## [Supplied material]
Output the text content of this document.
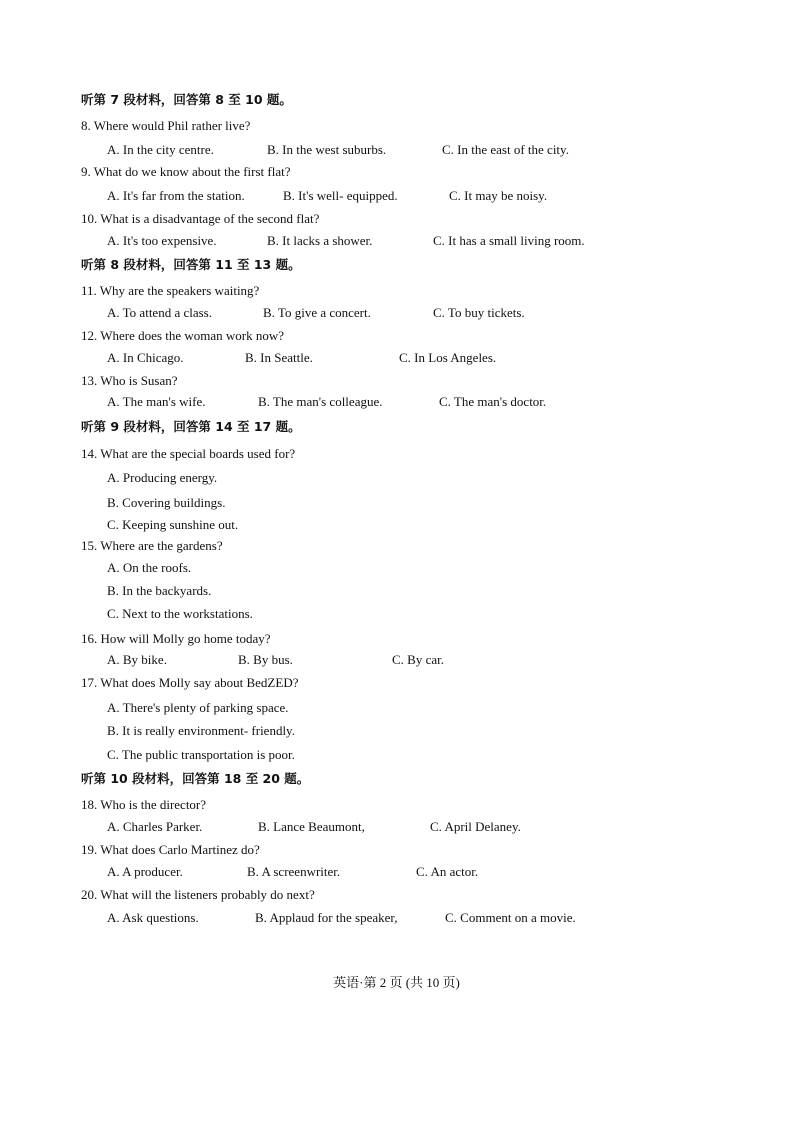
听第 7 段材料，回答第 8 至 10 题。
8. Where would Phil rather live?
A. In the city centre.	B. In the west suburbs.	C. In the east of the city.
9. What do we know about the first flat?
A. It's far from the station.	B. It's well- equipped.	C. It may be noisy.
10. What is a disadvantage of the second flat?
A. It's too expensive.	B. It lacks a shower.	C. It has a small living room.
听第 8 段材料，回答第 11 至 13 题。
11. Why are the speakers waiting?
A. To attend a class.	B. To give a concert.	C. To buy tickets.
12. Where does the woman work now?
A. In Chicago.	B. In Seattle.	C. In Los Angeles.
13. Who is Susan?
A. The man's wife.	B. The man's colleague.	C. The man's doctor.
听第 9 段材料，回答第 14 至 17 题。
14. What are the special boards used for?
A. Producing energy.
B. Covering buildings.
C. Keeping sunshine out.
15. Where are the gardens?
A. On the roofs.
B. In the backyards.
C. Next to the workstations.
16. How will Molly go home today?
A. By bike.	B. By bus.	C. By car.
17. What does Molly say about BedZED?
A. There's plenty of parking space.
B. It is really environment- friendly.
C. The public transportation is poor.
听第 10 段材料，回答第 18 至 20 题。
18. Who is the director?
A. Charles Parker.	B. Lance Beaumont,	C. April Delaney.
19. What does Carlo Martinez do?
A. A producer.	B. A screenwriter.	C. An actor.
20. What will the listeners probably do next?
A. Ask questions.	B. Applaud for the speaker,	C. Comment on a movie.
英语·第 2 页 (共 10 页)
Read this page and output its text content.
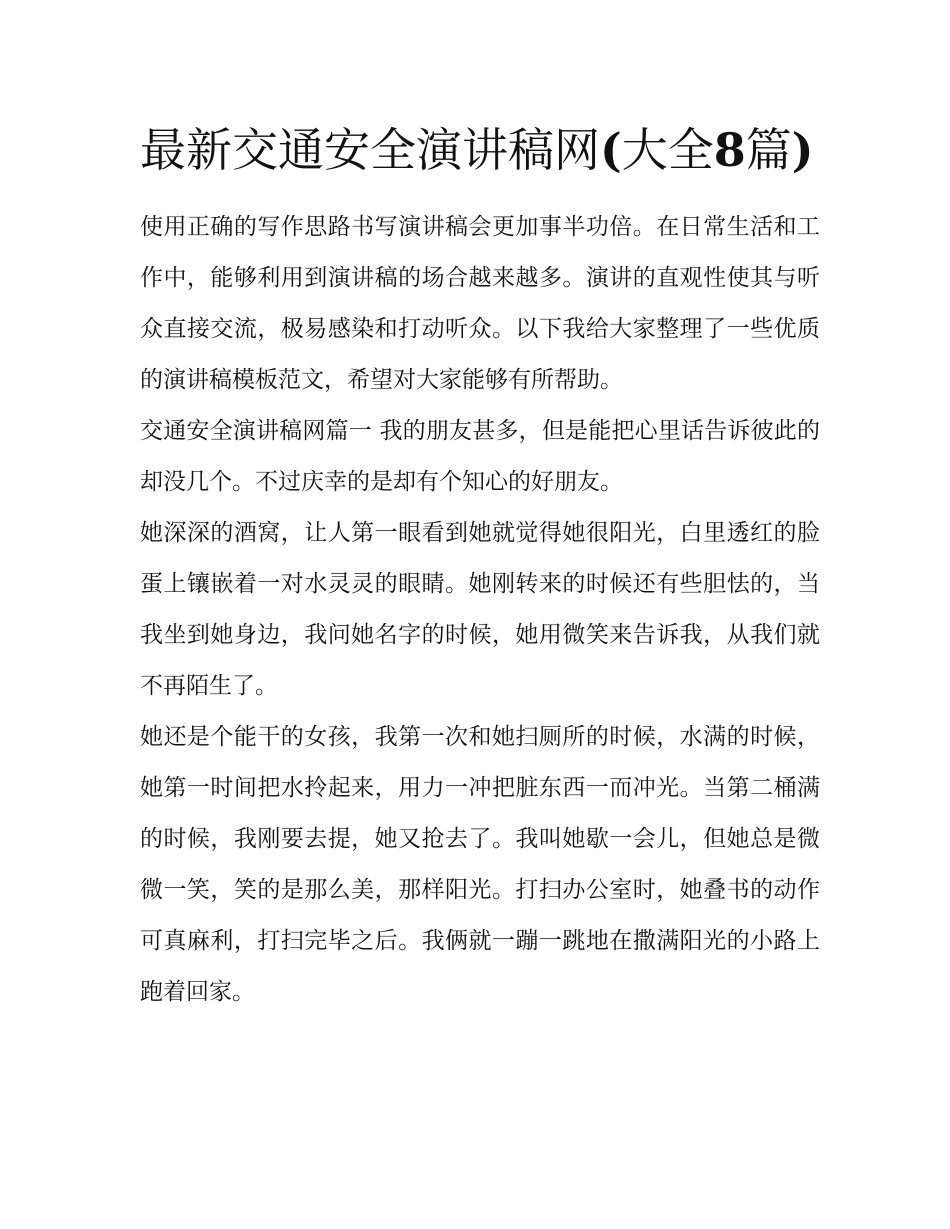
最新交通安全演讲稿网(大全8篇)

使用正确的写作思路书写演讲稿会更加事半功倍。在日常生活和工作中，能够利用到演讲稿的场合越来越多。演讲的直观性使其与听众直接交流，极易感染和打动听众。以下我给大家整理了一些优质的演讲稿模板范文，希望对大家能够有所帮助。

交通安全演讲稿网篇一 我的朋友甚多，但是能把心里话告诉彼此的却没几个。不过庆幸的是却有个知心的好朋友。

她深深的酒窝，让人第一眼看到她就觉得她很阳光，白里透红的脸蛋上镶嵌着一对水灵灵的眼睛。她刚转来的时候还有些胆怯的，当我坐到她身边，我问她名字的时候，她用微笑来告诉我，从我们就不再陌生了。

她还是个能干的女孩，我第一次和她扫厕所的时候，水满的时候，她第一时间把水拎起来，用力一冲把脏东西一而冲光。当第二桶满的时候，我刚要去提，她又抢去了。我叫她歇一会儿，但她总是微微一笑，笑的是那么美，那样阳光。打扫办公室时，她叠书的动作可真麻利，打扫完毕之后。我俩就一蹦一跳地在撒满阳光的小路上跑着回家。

## [Stated goal]
Write out the full listing verbatim, excluding its pictures.

## [Solution to this task]
Output the text content of this document.
听第 7 段材料，回答第 8 至 10 题。
8. Where would Phil rather live?
A. In the city centre.	B. In the west suburbs.	C. In the east of the city.
9. What do we know about the first flat?
A. It's far from the station.	B. It's well- equipped.	C. It may be noisy.
10. What is a disadvantage of the second flat?
A. It's too expensive.	B. It lacks a shower.	C. It has a small living room.
听第 8 段材料，回答第 11 至 13 题。
11. Why are the speakers waiting?
A. To attend a class.	B. To give a concert.	C. To buy tickets.
12. Where does the woman work now?
A. In Chicago.	B. In Seattle.	C. In Los Angeles.
13. Who is Susan?
A. The man's wife.	B. The man's colleague.	C. The man's doctor.
听第 9 段材料，回答第 14 至 17 题。
14. What are the special boards used for?
A. Producing energy.
B. Covering buildings.
C. Keeping sunshine out.
15. Where are the gardens?
A. On the roofs.
B. In the backyards.
C. Next to the workstations.
16. How will Molly go home today?
A. By bike.	B. By bus.	C. By car.
17. What does Molly say about BedZED?
A. There's plenty of parking space.
B. It is really environment- friendly.
C. The public transportation is poor.
听第 10 段材料，回答第 18 至 20 题。
18. Who is the director?
A. Charles Parker.	B. Lance Beaumont,	C. April Delaney.
19. What does Carlo Martinez do?
A. A producer.	B. A screenwriter.	C. An actor.
20. What will the listeners probably do next?
A. Ask questions.	B. Applaud for the speaker,	C. Comment on a movie.
英语·第 2 页 (共 10 页)
Read this page and output its text content.
最新交通安全演讲稿网(大全8篇)

使用正确的写作思路书写演讲稿会更加事半功倍。在日常生活和工作中，能够利用到演讲稿的场合越来越多。演讲的直观性使其与听众直接交流，极易感染和打动听众。以下我给大家整理了一些优质的演讲稿模板范文，希望对大家能够有所帮助。

交通安全演讲稿网篇一 我的朋友甚多，但是能把心里话告诉彼此的却没几个。不过庆幸的是却有个知心的好朋友。

她深深的酒窝，让人第一眼看到她就觉得她很阳光，白里透红的脸蛋上镶嵌着一对水灵灵的眼睛。她刚转来的时候还有些胆怯的，当我坐到她身边，我问她名字的时候，她用微笑来告诉我，从我们就不再陌生了。

她还是个能干的女孩，我第一次和她扫厕所的时候，水满的时候，她第一时间把水拎起来，用力一冲把脏东西一而冲光。当第二桶满的时候，我刚要去提，她又抢去了。我叫她歇一会儿，但她总是微微一笑，笑的是那么美，那样阳光。打扫办公室时，她叠书的动作可真麻利，打扫完毕之后。我俩就一蹦一跳地在撒满阳光的小路上跑着回家。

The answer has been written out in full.